Below are the records; copy each line in them that holds the word "ylabel".

===============

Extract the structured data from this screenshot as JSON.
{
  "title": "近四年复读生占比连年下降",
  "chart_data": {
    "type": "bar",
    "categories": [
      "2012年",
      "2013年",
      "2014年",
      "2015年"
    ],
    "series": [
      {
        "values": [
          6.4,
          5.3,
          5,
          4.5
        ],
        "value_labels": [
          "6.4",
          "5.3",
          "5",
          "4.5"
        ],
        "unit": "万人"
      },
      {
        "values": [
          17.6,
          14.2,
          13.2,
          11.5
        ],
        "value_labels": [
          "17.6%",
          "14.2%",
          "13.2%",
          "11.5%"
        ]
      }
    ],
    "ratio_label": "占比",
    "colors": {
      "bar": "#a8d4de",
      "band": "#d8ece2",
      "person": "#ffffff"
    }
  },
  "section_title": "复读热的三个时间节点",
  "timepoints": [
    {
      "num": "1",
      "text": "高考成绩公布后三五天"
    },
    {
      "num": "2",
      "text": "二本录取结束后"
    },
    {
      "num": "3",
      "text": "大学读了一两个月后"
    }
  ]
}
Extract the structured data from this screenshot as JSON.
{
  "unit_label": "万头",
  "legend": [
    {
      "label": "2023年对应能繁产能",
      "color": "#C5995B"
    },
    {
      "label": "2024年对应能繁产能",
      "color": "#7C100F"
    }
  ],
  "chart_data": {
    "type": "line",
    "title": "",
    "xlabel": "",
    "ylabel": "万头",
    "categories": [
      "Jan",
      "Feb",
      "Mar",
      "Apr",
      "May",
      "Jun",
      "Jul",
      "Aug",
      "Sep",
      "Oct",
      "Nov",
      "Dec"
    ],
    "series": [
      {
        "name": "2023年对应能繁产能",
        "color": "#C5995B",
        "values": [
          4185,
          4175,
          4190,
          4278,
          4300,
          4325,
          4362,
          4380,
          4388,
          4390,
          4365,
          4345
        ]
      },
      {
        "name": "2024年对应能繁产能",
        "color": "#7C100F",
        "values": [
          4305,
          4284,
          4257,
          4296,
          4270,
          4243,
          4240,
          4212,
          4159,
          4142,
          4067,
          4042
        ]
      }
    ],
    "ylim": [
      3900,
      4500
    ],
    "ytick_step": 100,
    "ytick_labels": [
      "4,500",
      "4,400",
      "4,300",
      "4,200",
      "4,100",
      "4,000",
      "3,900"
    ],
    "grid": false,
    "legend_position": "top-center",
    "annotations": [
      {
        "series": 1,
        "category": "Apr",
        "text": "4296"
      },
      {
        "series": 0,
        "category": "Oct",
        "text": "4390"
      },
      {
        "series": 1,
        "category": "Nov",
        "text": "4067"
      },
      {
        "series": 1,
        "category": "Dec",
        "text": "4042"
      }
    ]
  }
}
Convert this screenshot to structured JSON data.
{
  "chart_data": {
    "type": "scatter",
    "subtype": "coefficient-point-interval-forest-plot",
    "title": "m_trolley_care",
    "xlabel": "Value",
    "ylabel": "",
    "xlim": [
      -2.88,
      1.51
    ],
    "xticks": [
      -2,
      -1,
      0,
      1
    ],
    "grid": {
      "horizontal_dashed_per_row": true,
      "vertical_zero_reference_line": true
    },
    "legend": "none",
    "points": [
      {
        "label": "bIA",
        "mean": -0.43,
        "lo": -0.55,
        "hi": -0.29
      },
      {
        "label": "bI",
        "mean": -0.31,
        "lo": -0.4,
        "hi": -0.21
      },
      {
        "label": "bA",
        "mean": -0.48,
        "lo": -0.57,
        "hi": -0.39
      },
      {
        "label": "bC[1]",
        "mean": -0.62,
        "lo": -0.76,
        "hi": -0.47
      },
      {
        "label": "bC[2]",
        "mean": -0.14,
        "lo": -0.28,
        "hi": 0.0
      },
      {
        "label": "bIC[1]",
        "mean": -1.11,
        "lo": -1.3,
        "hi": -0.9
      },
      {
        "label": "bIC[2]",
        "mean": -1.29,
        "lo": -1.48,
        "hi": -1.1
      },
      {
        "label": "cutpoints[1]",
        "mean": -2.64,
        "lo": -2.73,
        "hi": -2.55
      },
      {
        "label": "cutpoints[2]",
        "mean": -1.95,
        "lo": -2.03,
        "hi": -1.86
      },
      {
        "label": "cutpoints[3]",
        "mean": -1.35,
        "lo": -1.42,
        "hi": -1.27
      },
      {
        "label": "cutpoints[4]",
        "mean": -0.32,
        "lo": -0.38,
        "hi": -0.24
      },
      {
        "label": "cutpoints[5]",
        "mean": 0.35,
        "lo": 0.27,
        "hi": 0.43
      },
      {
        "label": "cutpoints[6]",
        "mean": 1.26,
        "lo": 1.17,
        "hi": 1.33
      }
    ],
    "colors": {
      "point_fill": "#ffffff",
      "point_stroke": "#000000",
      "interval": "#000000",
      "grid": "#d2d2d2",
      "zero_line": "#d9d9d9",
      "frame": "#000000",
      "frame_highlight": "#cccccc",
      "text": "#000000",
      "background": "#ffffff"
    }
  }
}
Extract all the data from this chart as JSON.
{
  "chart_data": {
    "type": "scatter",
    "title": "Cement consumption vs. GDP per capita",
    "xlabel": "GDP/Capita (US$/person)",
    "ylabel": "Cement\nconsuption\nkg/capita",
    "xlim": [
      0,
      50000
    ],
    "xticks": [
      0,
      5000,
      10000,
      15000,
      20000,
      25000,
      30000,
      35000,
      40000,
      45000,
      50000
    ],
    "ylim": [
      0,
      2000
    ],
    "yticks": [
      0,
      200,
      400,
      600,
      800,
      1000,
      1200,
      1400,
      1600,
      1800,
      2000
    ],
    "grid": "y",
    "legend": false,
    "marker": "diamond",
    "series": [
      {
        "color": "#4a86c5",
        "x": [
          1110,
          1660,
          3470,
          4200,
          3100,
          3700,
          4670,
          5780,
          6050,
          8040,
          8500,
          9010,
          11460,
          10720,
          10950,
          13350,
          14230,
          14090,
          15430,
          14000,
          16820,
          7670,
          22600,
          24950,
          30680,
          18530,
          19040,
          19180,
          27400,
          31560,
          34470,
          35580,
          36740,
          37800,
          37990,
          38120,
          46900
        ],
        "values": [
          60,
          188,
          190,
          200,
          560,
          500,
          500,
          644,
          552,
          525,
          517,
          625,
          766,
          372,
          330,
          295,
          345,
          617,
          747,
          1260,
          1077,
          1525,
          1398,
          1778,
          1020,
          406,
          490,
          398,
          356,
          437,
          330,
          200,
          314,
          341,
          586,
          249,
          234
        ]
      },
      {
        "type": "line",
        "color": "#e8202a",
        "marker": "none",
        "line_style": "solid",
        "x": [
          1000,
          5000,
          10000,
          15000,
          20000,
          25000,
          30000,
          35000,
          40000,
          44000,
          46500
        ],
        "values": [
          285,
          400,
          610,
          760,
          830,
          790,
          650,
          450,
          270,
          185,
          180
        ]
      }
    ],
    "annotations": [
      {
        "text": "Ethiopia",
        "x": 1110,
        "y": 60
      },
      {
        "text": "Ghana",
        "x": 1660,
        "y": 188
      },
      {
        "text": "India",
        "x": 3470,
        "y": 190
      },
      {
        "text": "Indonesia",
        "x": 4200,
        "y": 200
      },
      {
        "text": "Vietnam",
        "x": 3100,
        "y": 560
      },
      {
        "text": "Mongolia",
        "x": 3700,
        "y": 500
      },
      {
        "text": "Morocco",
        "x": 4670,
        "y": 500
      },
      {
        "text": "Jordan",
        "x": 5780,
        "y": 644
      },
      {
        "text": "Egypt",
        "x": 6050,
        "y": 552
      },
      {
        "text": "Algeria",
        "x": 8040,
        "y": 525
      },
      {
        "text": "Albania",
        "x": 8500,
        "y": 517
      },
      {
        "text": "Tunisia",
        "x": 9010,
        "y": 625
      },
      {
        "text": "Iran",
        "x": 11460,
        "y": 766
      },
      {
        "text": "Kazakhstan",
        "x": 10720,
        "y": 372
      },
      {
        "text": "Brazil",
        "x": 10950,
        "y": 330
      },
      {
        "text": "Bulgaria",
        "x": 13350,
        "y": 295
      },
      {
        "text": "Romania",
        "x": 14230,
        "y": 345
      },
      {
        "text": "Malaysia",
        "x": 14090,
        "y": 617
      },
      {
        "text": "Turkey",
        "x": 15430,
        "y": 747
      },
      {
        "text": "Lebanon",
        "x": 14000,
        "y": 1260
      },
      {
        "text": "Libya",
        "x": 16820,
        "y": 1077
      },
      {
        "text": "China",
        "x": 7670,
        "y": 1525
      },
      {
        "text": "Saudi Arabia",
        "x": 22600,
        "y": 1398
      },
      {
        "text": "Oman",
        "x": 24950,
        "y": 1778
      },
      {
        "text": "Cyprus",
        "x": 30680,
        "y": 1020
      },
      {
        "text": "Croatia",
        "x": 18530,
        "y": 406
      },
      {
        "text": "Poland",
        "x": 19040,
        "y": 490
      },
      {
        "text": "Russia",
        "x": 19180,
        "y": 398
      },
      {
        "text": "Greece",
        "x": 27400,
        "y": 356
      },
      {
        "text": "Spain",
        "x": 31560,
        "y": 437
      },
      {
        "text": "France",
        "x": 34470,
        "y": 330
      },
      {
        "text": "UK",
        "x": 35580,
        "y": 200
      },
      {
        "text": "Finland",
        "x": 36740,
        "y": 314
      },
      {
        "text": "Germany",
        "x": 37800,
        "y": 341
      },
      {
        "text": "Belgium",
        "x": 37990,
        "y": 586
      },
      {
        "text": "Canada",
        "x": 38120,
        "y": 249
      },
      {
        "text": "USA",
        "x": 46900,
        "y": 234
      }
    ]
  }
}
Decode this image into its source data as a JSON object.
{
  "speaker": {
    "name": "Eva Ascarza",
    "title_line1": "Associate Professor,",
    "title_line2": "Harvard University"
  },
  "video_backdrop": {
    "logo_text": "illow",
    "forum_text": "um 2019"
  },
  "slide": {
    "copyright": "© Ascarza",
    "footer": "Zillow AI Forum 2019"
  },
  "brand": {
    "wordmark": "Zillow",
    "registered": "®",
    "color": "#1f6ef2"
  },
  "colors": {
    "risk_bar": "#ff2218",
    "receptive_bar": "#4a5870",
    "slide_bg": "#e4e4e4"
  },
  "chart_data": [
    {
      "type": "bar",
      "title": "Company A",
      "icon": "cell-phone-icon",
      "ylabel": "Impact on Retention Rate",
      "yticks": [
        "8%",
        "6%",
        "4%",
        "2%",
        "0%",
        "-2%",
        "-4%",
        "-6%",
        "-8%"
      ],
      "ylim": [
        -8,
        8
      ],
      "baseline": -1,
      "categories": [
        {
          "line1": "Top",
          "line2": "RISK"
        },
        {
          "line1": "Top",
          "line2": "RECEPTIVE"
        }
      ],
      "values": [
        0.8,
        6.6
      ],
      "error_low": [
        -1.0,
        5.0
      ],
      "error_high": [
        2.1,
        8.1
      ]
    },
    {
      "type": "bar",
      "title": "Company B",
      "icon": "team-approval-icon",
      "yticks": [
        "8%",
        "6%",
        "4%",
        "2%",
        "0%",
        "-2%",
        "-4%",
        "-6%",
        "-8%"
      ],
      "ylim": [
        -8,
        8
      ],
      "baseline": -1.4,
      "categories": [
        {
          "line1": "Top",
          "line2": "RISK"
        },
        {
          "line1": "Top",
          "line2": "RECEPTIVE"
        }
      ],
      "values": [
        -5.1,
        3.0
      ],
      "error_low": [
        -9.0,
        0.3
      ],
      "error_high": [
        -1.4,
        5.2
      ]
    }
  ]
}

===============

## Solution for this problem
    "ylabel": "万头",
    "ylabel": "",
    "ylabel": "Cement\nconsuption\nkg/capita",
      "ylabel": "Impact on Retention Rate",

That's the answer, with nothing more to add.